### Dataset rows:
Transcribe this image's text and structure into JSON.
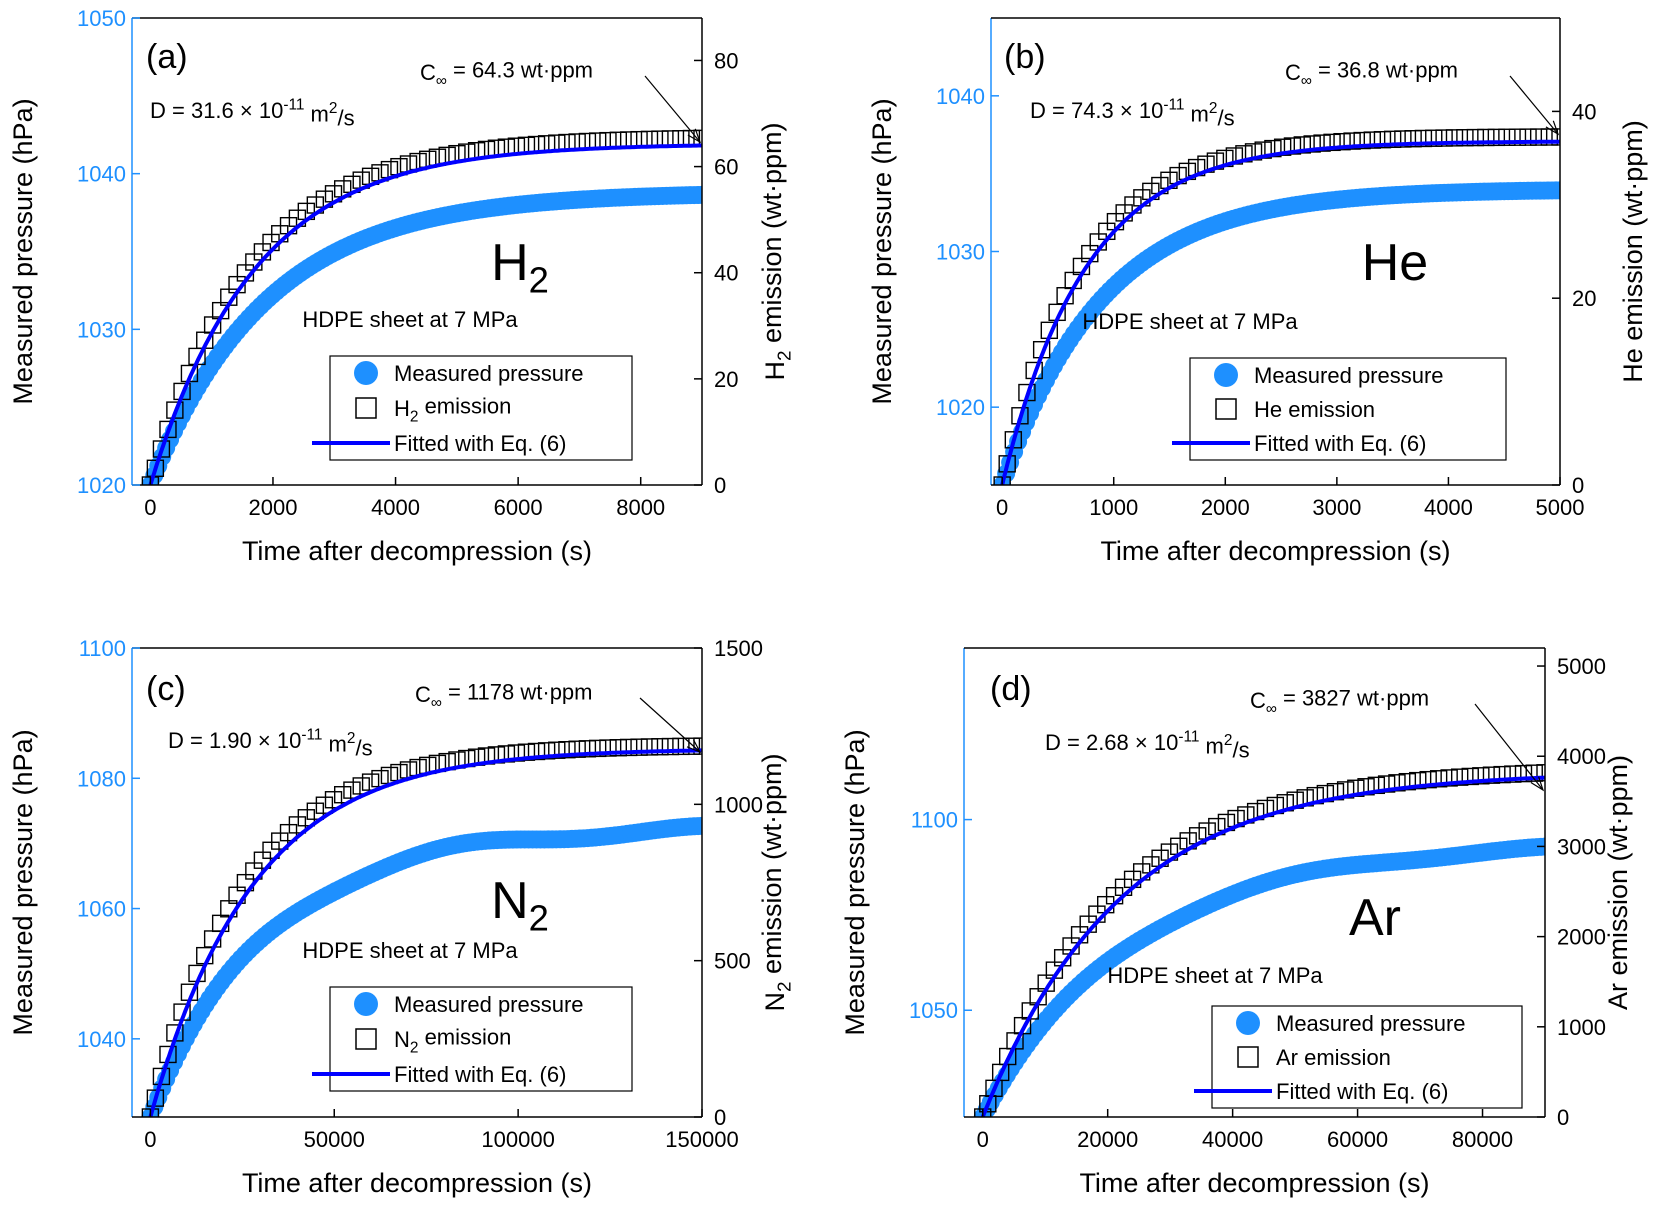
{
  "colors": {
    "pressure": "#1E90FF",
    "left_axis": "#1E90FF",
    "emission": "#000000",
    "fit": "#0000FF",
    "right_axis": "#000000"
  },
  "chart_data": [
    {
      "type": "scatter",
      "panel_label": "(a)",
      "gas": "H",
      "gas_sub": "2",
      "sample_text": "HDPE sheet at 7 MPa",
      "d_text": {
        "pre": "D = 31.6 × 10",
        "sup1": "-11",
        "mid": " m",
        "sup2": "2",
        "post": "/s"
      },
      "cinf_text": {
        "pre": "C",
        "sub": "∞",
        "post": " = 64.3 wt·ppm"
      },
      "xlabel": "Time after decompression (s)",
      "ylabel_left": "Measured pressure (hPa)",
      "ylabel_right": {
        "pre": "H",
        "sub": "2",
        "post": " emission (wt·ppm)"
      },
      "xlim": [
        -300,
        9000
      ],
      "xticks": [
        0,
        2000,
        4000,
        6000,
        8000
      ],
      "ylim_left": [
        1020,
        1050
      ],
      "yticks_left": [
        1020,
        1030,
        1040,
        1050
      ],
      "ylim_right": [
        0,
        88
      ],
      "yticks_right": [
        0,
        20,
        40,
        60,
        80
      ],
      "legend": [
        {
          "marker": "circle",
          "text": "Measured pressure",
          "sub": "",
          "post": ""
        },
        {
          "marker": "square",
          "text": "H",
          "sub": "2",
          "post": " emission"
        },
        {
          "marker": "line",
          "text": "Fitted with Eq. (6)",
          "sub": "",
          "post": ""
        }
      ],
      "fit": {
        "c_inf": 64.3,
        "tau": 1700,
        "t_max": 9000
      },
      "pressure_series": {
        "p0": 1020,
        "p_inf": 1038.8,
        "tau": 1900,
        "t_max": 9000
      },
      "emission_series": {
        "c_inf": 65.6,
        "tau": 1650,
        "t_max": 9000
      }
    },
    {
      "type": "scatter",
      "panel_label": "(b)",
      "gas": "He",
      "gas_sub": "",
      "sample_text": "HDPE sheet at 7 MPa",
      "d_text": {
        "pre": "D = 74.3 × 10",
        "sup1": "-11",
        "mid": " m",
        "sup2": "2",
        "post": "/s"
      },
      "cinf_text": {
        "pre": "C",
        "sub": "∞",
        "post": " = 36.8 wt·ppm"
      },
      "xlabel": "Time after decompression (s)",
      "ylabel_left": "Measured pressure (hPa)",
      "ylabel_right": {
        "pre": "He emission (wt·ppm)",
        "sub": "",
        "post": ""
      },
      "xlim": [
        -100,
        5000
      ],
      "xticks": [
        0,
        1000,
        2000,
        3000,
        4000,
        5000
      ],
      "ylim_left": [
        1015,
        1045
      ],
      "yticks_left": [
        1020,
        1030,
        1040
      ],
      "ylim_right": [
        0,
        50
      ],
      "yticks_right": [
        0,
        20,
        40
      ],
      "legend": [
        {
          "marker": "circle",
          "text": "Measured pressure",
          "sub": "",
          "post": ""
        },
        {
          "marker": "square",
          "text": "He emission",
          "sub": "",
          "post": ""
        },
        {
          "marker": "line",
          "text": "Fitted with Eq. (6)",
          "sub": "",
          "post": ""
        }
      ],
      "fit": {
        "c_inf": 36.8,
        "tau": 750,
        "t_max": 5000
      },
      "pressure_series": {
        "p0": 1015,
        "p_inf": 1034,
        "tau": 900,
        "t_max": 5000
      },
      "emission_series": {
        "c_inf": 37.3,
        "tau": 720,
        "t_max": 5000
      }
    },
    {
      "type": "scatter",
      "panel_label": "(c)",
      "gas": "N",
      "gas_sub": "2",
      "sample_text": "HDPE sheet at 7 MPa",
      "d_text": {
        "pre": "D = 1.90 × 10",
        "sup1": "-11",
        "mid": " m",
        "sup2": "2",
        "post": "/s"
      },
      "cinf_text": {
        "pre": "C",
        "sub": "∞",
        "post": " = 1178 wt·ppm"
      },
      "xlabel": "Time after decompression (s)",
      "ylabel_left": "Measured pressure (hPa)",
      "ylabel_right": {
        "pre": "N",
        "sub": "2",
        "post": " emission (wt·ppm)"
      },
      "xlim": [
        -5000,
        150000
      ],
      "xticks": [
        0,
        50000,
        100000,
        150000
      ],
      "ylim_left": [
        1028,
        1100
      ],
      "yticks_left": [
        1040,
        1060,
        1080,
        1100
      ],
      "ylim_right": [
        0,
        1500
      ],
      "yticks_right": [
        0,
        500,
        1000,
        1500
      ],
      "legend": [
        {
          "marker": "circle",
          "text": "Measured pressure",
          "sub": "",
          "post": ""
        },
        {
          "marker": "square",
          "text": "N",
          "sub": "2",
          "post": " emission"
        },
        {
          "marker": "line",
          "text": "Fitted with Eq. (6)",
          "sub": "",
          "post": ""
        }
      ],
      "fit": {
        "c_inf": 1178,
        "tau": 28000,
        "t_max": 150000
      },
      "pressure_series": {
        "p0": 1028,
        "p_inf": 1072.5,
        "tau": 32000,
        "t_max": 150000
      },
      "emission_series": {
        "c_inf": 1190,
        "tau": 26000,
        "t_max": 150000
      }
    },
    {
      "type": "scatter",
      "panel_label": "(d)",
      "gas": "Ar",
      "gas_sub": "",
      "sample_text": "HDPE sheet at 7 MPa",
      "d_text": {
        "pre": "D = 2.68 × 10",
        "sup1": "-11",
        "mid": " m",
        "sup2": "2",
        "post": "/s"
      },
      "cinf_text": {
        "pre": "C",
        "sub": "∞",
        "post": " = 3827 wt·ppm"
      },
      "xlabel": "Time after decompression (s)",
      "ylabel_left": "Measured pressure (hPa)",
      "ylabel_right": {
        "pre": "Ar emission (wt·ppm)",
        "sub": "",
        "post": ""
      },
      "xlim": [
        -3000,
        90000
      ],
      "xticks": [
        0,
        20000,
        40000,
        60000,
        80000
      ],
      "ylim_left": [
        1022,
        1145
      ],
      "yticks_left": [
        1050,
        1100
      ],
      "ylim_right": [
        0,
        5200
      ],
      "yticks_right": [
        0,
        1000,
        2000,
        3000,
        4000,
        5000
      ],
      "legend": [
        {
          "marker": "circle",
          "text": "Measured pressure",
          "sub": "",
          "post": ""
        },
        {
          "marker": "square",
          "text": "Ar emission",
          "sub": "",
          "post": ""
        },
        {
          "marker": "line",
          "text": "Fitted with Eq. (6)",
          "sub": "",
          "post": ""
        }
      ],
      "fit": {
        "c_inf": 3827,
        "tau": 22000,
        "t_max": 90000
      },
      "pressure_series": {
        "p0": 1022,
        "p_inf": 1094,
        "tau": 24000,
        "t_max": 90000
      },
      "emission_series": {
        "c_inf": 3870,
        "tau": 21000,
        "t_max": 90000
      }
    }
  ]
}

### Written problem:
Repeat the listing above exactly, with no pictures.

### Output for this task:
Transcribe this image's text and structure into JSON.
{
  "colors": {
    "pressure": "#1E90FF",
    "left_axis": "#1E90FF",
    "emission": "#000000",
    "fit": "#0000FF",
    "right_axis": "#000000"
  },
  "chart_data": [
    {
      "type": "scatter",
      "panel_label": "(a)",
      "gas": "H",
      "gas_sub": "2",
      "sample_text": "HDPE sheet at 7 MPa",
      "d_text": {
        "pre": "D = 31.6 × 10",
        "sup1": "-11",
        "mid": " m",
        "sup2": "2",
        "post": "/s"
      },
      "cinf_text": {
        "pre": "C",
        "sub": "∞",
        "post": " = 64.3 wt·ppm"
      },
      "xlabel": "Time after decompression (s)",
      "ylabel_left": "Measured pressure (hPa)",
      "ylabel_right": {
        "pre": "H",
        "sub": "2",
        "post": " emission (wt·ppm)"
      },
      "xlim": [
        -300,
        9000
      ],
      "xticks": [
        0,
        2000,
        4000,
        6000,
        8000
      ],
      "ylim_left": [
        1020,
        1050
      ],
      "yticks_left": [
        1020,
        1030,
        1040,
        1050
      ],
      "ylim_right": [
        0,
        88
      ],
      "yticks_right": [
        0,
        20,
        40,
        60,
        80
      ],
      "legend": [
        {
          "marker": "circle",
          "text": "Measured pressure",
          "sub": "",
          "post": ""
        },
        {
          "marker": "square",
          "text": "H",
          "sub": "2",
          "post": " emission"
        },
        {
          "marker": "line",
          "text": "Fitted with Eq. (6)",
          "sub": "",
          "post": ""
        }
      ],
      "fit": {
        "c_inf": 64.3,
        "tau": 1700,
        "t_max": 9000
      },
      "pressure_series": {
        "p0": 1020,
        "p_inf": 1038.8,
        "tau": 1900,
        "t_max": 9000
      },
      "emission_series": {
        "c_inf": 65.6,
        "tau": 1650,
        "t_max": 9000
      }
    },
    {
      "type": "scatter",
      "panel_label": "(b)",
      "gas": "He",
      "gas_sub": "",
      "sample_text": "HDPE sheet at 7 MPa",
      "d_text": {
        "pre": "D = 74.3 × 10",
        "sup1": "-11",
        "mid": " m",
        "sup2": "2",
        "post": "/s"
      },
      "cinf_text": {
        "pre": "C",
        "sub": "∞",
        "post": " = 36.8 wt·ppm"
      },
      "xlabel": "Time after decompression (s)",
      "ylabel_left": "Measured pressure (hPa)",
      "ylabel_right": {
        "pre": "He emission (wt·ppm)",
        "sub": "",
        "post": ""
      },
      "xlim": [
        -100,
        5000
      ],
      "xticks": [
        0,
        1000,
        2000,
        3000,
        4000,
        5000
      ],
      "ylim_left": [
        1015,
        1045
      ],
      "yticks_left": [
        1020,
        1030,
        1040
      ],
      "ylim_right": [
        0,
        50
      ],
      "yticks_right": [
        0,
        20,
        40
      ],
      "legend": [
        {
          "marker": "circle",
          "text": "Measured pressure",
          "sub": "",
          "post": ""
        },
        {
          "marker": "square",
          "text": "He emission",
          "sub": "",
          "post": ""
        },
        {
          "marker": "line",
          "text": "Fitted with Eq. (6)",
          "sub": "",
          "post": ""
        }
      ],
      "fit": {
        "c_inf": 36.8,
        "tau": 750,
        "t_max": 5000
      },
      "pressure_series": {
        "p0": 1015,
        "p_inf": 1034,
        "tau": 900,
        "t_max": 5000
      },
      "emission_series": {
        "c_inf": 37.3,
        "tau": 720,
        "t_max": 5000
      }
    },
    {
      "type": "scatter",
      "panel_label": "(c)",
      "gas": "N",
      "gas_sub": "2",
      "sample_text": "HDPE sheet at 7 MPa",
      "d_text": {
        "pre": "D = 1.90 × 10",
        "sup1": "-11",
        "mid": " m",
        "sup2": "2",
        "post": "/s"
      },
      "cinf_text": {
        "pre": "C",
        "sub": "∞",
        "post": " = 1178 wt·ppm"
      },
      "xlabel": "Time after decompression (s)",
      "ylabel_left": "Measured pressure (hPa)",
      "ylabel_right": {
        "pre": "N",
        "sub": "2",
        "post": " emission (wt·ppm)"
      },
      "xlim": [
        -5000,
        150000
      ],
      "xticks": [
        0,
        50000,
        100000,
        150000
      ],
      "ylim_left": [
        1028,
        1100
      ],
      "yticks_left": [
        1040,
        1060,
        1080,
        1100
      ],
      "ylim_right": [
        0,
        1500
      ],
      "yticks_right": [
        0,
        500,
        1000,
        1500
      ],
      "legend": [
        {
          "marker": "circle",
          "text": "Measured pressure",
          "sub": "",
          "post": ""
        },
        {
          "marker": "square",
          "text": "N",
          "sub": "2",
          "post": " emission"
        },
        {
          "marker": "line",
          "text": "Fitted with Eq. (6)",
          "sub": "",
          "post": ""
        }
      ],
      "fit": {
        "c_inf": 1178,
        "tau": 28000,
        "t_max": 150000
      },
      "pressure_series": {
        "p0": 1028,
        "p_inf": 1072.5,
        "tau": 32000,
        "t_max": 150000
      },
      "emission_series": {
        "c_inf": 1190,
        "tau": 26000,
        "t_max": 150000
      }
    },
    {
      "type": "scatter",
      "panel_label": "(d)",
      "gas": "Ar",
      "gas_sub": "",
      "sample_text": "HDPE sheet at 7 MPa",
      "d_text": {
        "pre": "D = 2.68 × 10",
        "sup1": "-11",
        "mid": " m",
        "sup2": "2",
        "post": "/s"
      },
      "cinf_text": {
        "pre": "C",
        "sub": "∞",
        "post": " = 3827 wt·ppm"
      },
      "xlabel": "Time after decompression (s)",
      "ylabel_left": "Measured pressure (hPa)",
      "ylabel_right": {
        "pre": "Ar emission (wt·ppm)",
        "sub": "",
        "post": ""
      },
      "xlim": [
        -3000,
        90000
      ],
      "xticks": [
        0,
        20000,
        40000,
        60000,
        80000
      ],
      "ylim_left": [
        1022,
        1145
      ],
      "yticks_left": [
        1050,
        1100
      ],
      "ylim_right": [
        0,
        5200
      ],
      "yticks_right": [
        0,
        1000,
        2000,
        3000,
        4000,
        5000
      ],
      "legend": [
        {
          "marker": "circle",
          "text": "Measured pressure",
          "sub": "",
          "post": ""
        },
        {
          "marker": "square",
          "text": "Ar emission",
          "sub": "",
          "post": ""
        },
        {
          "marker": "line",
          "text": "Fitted with Eq. (6)",
          "sub": "",
          "post": ""
        }
      ],
      "fit": {
        "c_inf": 3827,
        "tau": 22000,
        "t_max": 90000
      },
      "pressure_series": {
        "p0": 1022,
        "p_inf": 1094,
        "tau": 24000,
        "t_max": 90000
      },
      "emission_series": {
        "c_inf": 3870,
        "tau": 21000,
        "t_max": 90000
      }
    }
  ]
}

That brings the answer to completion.